* [Given entries]:
- - - -

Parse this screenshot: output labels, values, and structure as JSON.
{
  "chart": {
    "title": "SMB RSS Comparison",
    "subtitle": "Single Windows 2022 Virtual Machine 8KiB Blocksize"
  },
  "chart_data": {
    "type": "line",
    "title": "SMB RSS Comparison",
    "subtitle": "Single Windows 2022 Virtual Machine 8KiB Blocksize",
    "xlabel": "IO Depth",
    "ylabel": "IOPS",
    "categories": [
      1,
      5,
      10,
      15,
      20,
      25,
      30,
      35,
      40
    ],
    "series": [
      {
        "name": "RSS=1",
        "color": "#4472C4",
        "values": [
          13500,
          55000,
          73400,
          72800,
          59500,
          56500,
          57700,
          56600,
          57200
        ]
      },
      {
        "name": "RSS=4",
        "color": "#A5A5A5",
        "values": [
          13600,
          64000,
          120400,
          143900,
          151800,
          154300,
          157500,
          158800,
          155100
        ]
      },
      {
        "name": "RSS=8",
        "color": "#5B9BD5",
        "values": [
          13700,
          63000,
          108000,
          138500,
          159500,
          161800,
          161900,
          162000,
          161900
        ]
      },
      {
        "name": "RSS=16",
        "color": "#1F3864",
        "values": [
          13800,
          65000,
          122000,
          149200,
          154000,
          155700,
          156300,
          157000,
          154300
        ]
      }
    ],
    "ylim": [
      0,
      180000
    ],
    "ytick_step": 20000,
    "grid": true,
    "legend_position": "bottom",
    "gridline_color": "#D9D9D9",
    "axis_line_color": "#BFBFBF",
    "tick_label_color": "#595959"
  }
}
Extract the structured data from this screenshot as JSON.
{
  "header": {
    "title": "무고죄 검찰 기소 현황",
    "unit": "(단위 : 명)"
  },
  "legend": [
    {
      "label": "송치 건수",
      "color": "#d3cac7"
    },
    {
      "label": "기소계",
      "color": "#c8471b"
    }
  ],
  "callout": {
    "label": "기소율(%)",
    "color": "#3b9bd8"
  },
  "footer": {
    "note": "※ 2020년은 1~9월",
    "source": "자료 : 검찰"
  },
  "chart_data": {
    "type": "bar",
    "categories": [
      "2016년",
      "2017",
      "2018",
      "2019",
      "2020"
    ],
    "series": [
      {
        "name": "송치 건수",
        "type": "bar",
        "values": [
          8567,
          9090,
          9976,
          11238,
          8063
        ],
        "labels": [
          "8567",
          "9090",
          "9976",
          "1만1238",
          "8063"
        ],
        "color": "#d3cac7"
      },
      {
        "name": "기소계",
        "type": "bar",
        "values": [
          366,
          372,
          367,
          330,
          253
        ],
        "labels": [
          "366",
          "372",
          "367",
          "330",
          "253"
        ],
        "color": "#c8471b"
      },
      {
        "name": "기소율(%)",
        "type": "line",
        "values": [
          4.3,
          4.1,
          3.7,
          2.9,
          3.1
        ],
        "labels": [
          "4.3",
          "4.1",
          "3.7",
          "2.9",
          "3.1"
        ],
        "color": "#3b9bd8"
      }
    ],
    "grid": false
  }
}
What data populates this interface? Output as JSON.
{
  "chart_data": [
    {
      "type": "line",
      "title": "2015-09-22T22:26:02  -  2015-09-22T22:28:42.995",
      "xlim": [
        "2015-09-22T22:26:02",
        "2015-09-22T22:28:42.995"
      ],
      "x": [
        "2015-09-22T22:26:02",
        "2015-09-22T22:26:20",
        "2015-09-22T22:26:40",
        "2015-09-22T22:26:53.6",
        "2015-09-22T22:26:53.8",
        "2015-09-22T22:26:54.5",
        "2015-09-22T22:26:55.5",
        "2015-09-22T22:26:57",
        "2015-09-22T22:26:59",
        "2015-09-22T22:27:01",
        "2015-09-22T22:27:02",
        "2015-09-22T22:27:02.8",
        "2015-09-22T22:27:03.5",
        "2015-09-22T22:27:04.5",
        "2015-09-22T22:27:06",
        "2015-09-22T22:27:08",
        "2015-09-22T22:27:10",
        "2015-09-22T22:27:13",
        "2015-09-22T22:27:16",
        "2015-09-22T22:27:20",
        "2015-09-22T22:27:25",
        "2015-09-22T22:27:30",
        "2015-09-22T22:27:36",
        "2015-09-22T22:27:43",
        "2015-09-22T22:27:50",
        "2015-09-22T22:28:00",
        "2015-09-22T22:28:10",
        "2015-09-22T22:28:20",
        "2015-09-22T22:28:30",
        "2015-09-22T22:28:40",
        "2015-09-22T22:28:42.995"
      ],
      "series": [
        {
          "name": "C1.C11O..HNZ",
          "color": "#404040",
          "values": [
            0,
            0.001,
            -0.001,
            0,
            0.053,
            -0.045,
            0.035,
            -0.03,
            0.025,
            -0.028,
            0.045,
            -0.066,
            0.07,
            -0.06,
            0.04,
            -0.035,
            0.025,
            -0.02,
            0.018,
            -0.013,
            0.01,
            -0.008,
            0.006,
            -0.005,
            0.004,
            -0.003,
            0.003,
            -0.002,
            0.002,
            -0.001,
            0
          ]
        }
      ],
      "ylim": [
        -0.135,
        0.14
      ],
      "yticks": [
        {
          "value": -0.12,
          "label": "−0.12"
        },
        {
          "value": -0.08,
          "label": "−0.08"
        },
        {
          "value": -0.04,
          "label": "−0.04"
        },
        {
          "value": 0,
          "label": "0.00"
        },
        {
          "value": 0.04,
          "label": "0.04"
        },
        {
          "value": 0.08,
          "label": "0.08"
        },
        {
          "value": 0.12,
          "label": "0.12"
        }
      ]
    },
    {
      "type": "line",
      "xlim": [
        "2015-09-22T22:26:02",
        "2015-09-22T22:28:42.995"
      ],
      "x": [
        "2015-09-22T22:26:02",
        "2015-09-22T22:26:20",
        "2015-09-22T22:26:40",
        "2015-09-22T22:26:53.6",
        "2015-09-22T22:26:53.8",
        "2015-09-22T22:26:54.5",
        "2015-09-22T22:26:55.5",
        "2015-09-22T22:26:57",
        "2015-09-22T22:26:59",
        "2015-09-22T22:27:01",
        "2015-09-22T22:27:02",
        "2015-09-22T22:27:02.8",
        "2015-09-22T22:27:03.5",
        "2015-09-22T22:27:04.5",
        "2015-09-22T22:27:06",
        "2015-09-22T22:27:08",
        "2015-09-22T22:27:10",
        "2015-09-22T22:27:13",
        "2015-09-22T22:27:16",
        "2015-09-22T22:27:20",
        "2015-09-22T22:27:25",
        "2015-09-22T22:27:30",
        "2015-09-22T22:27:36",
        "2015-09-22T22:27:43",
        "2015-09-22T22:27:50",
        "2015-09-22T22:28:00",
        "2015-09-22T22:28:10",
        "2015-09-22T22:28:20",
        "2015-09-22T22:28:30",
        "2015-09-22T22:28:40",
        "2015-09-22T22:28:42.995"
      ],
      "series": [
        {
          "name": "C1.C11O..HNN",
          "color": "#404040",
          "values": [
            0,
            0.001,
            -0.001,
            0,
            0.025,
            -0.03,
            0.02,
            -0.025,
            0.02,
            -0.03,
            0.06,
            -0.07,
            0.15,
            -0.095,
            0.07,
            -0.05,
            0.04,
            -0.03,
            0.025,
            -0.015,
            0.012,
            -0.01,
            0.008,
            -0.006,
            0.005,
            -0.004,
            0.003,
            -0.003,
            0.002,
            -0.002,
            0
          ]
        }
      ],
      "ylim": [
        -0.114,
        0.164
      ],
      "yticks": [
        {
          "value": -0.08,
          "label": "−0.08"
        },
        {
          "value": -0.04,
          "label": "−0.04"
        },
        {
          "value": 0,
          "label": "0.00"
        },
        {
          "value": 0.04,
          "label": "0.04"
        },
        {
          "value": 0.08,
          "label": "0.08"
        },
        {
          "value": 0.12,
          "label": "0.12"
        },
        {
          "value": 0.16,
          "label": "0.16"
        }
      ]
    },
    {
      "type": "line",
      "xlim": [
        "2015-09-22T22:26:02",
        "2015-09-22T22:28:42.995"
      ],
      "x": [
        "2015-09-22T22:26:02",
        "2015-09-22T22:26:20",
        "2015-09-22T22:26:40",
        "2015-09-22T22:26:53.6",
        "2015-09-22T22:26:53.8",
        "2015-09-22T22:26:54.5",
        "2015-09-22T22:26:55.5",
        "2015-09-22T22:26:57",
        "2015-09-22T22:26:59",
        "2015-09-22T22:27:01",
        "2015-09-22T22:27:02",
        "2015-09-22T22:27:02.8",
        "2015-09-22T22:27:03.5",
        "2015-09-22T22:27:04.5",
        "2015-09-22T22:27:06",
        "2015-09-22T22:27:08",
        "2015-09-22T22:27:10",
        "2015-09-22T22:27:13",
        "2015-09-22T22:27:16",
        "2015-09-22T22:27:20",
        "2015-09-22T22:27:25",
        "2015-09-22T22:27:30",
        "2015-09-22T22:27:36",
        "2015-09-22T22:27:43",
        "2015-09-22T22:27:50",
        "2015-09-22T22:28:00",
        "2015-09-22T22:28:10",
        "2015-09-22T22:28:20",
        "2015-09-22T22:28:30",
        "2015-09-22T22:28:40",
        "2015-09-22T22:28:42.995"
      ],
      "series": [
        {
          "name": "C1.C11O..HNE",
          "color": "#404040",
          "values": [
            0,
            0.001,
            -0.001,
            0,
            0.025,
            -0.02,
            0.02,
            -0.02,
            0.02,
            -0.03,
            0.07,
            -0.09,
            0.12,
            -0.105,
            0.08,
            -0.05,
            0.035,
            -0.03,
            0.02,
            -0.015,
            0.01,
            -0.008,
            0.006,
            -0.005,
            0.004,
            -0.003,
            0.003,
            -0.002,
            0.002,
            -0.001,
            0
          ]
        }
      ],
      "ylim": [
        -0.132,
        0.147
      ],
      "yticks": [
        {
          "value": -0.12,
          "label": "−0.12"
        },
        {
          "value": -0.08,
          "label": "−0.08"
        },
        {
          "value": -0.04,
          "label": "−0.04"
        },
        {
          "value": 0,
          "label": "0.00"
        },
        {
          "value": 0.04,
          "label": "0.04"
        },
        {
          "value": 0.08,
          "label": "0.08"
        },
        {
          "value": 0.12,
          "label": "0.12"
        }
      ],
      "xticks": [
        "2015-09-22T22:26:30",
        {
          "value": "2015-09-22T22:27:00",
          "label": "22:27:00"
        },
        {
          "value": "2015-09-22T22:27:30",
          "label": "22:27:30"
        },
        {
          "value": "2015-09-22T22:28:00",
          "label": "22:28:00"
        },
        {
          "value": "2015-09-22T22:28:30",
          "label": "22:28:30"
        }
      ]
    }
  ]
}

- - - -

* [Exercise instructions]: Find all lines where the word "Windows" appears. Copy them.

* [Written response]:
    "subtitle": "Single Windows 2022 Virtual Machine 8KiB Blocksize"
    "subtitle": "Single Windows 2022 Virtual Machine 8KiB Blocksize",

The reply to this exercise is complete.